[START Records supplied]
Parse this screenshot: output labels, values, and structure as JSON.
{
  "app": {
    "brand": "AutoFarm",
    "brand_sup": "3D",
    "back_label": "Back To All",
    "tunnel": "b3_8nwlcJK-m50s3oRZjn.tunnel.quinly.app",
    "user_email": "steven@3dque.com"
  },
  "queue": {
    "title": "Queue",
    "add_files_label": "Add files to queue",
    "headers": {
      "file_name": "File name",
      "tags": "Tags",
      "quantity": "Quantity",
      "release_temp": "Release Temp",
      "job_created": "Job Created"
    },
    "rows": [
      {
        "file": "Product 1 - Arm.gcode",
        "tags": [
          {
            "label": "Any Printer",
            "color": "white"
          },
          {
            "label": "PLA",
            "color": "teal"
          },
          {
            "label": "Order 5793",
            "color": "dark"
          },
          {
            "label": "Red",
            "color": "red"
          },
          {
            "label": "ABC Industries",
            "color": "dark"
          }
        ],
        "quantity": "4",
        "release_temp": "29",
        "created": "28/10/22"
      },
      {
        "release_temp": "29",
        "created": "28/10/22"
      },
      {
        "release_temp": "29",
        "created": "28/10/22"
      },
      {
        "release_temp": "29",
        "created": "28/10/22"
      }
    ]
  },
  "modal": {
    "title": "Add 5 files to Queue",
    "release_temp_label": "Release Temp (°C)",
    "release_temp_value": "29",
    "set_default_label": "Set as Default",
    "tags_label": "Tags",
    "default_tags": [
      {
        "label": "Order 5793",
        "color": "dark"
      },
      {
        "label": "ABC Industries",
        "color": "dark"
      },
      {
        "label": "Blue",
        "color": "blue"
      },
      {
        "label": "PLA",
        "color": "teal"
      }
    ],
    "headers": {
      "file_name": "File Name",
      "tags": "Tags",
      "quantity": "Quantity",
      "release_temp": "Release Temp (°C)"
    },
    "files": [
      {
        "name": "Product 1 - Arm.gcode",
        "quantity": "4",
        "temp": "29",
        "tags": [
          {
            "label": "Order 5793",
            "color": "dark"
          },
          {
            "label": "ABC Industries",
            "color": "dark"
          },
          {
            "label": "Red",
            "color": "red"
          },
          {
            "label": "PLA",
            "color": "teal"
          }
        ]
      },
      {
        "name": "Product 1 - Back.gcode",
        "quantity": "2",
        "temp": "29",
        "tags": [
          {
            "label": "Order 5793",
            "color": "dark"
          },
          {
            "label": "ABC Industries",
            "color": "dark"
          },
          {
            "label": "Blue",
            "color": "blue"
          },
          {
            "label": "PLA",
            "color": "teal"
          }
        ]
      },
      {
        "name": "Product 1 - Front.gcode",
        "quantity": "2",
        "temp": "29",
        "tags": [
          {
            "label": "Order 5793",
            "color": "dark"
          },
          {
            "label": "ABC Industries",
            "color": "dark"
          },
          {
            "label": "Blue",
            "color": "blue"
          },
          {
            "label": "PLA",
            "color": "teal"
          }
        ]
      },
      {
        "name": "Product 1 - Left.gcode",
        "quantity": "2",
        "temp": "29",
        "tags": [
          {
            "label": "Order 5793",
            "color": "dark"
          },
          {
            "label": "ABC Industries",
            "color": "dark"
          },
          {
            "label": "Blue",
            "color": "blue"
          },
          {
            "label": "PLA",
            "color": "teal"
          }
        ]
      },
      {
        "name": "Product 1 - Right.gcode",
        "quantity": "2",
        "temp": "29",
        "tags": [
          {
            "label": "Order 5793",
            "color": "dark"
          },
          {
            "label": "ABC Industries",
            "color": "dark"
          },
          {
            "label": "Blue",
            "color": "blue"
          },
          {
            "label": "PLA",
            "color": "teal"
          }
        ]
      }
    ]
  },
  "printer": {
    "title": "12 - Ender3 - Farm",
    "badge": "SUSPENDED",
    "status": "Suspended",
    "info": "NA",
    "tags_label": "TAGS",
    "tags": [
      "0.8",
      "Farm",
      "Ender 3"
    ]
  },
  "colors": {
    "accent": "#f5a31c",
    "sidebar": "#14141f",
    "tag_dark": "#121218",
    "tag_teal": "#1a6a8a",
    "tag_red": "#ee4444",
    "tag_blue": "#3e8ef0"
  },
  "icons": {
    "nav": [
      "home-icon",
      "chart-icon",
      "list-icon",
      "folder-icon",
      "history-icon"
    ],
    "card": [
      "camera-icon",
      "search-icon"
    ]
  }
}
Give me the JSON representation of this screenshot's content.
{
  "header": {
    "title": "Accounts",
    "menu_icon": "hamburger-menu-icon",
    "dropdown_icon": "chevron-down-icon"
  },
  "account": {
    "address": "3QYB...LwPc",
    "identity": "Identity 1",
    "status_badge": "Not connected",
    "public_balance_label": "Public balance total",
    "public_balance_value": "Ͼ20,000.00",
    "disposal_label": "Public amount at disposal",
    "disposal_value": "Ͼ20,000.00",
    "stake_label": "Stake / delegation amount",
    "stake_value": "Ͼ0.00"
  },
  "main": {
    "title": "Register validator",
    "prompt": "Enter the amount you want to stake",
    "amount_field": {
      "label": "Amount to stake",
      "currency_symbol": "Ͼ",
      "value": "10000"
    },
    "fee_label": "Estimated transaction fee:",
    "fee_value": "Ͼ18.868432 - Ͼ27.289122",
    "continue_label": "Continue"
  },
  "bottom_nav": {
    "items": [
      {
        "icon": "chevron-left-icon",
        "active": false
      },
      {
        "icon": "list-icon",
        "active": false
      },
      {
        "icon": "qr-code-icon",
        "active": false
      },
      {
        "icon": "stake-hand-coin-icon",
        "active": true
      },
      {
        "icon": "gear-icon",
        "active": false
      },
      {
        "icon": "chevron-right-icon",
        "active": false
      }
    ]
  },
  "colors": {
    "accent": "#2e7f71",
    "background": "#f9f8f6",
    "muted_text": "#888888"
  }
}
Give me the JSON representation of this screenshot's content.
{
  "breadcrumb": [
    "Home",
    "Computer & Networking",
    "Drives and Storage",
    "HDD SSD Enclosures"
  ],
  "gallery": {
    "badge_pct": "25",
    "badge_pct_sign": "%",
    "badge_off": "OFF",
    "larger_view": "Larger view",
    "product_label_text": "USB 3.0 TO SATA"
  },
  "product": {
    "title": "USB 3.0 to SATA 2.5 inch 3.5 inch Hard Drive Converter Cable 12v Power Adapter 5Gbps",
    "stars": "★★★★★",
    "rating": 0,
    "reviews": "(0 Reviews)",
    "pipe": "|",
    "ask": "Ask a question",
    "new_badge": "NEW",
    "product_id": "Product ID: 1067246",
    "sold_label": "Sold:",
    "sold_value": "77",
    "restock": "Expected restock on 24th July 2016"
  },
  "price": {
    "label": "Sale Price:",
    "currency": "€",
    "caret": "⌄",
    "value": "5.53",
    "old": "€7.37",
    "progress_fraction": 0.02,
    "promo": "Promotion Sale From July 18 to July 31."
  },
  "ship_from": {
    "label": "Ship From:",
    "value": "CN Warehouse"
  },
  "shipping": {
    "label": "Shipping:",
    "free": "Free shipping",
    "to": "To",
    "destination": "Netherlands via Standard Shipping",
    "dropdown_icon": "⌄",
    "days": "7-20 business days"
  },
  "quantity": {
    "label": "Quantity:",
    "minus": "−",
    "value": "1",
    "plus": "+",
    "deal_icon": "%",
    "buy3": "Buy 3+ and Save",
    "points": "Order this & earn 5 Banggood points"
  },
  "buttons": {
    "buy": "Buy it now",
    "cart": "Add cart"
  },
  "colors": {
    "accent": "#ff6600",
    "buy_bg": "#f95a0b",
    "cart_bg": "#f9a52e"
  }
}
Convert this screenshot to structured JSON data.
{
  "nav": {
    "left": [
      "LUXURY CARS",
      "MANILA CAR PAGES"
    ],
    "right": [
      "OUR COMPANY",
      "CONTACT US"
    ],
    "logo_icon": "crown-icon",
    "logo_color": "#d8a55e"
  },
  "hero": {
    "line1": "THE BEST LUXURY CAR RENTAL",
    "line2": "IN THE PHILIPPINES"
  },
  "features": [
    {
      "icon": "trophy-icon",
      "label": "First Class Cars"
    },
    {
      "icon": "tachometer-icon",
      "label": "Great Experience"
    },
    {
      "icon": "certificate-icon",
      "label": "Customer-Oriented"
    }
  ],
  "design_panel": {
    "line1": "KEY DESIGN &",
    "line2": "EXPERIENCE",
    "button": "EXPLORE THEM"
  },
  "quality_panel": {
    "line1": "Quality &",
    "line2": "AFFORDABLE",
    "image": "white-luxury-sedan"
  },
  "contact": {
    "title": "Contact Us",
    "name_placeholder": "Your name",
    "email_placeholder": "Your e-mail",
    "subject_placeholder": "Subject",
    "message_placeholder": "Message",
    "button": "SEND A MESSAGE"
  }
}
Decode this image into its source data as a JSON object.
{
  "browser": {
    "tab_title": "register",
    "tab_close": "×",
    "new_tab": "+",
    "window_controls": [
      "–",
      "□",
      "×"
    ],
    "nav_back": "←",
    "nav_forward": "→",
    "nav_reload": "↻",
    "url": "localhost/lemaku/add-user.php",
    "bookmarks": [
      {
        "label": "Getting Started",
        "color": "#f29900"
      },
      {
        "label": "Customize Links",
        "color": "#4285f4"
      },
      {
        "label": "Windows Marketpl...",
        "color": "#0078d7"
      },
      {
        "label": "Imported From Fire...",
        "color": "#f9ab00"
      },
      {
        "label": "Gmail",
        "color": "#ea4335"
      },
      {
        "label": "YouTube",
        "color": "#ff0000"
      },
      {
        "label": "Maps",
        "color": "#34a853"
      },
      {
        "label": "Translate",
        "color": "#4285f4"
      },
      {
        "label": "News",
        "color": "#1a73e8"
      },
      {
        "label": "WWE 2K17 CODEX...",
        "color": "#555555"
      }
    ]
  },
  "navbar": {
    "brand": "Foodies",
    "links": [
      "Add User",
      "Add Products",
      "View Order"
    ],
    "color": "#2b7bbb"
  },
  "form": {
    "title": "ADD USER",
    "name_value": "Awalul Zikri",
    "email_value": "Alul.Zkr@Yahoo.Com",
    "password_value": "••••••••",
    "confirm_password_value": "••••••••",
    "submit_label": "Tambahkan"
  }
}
[END Records supplied]
# [Written problem]
Copy each line that holds the word "SATA".

# [Task output]
    "product_label_text": "USB 3.0 TO SATA"
    "title": "USB 3.0 to SATA 2.5 inch 3.5 inch Hard Drive Converter Cable 12v Power Adapter 5Gbps",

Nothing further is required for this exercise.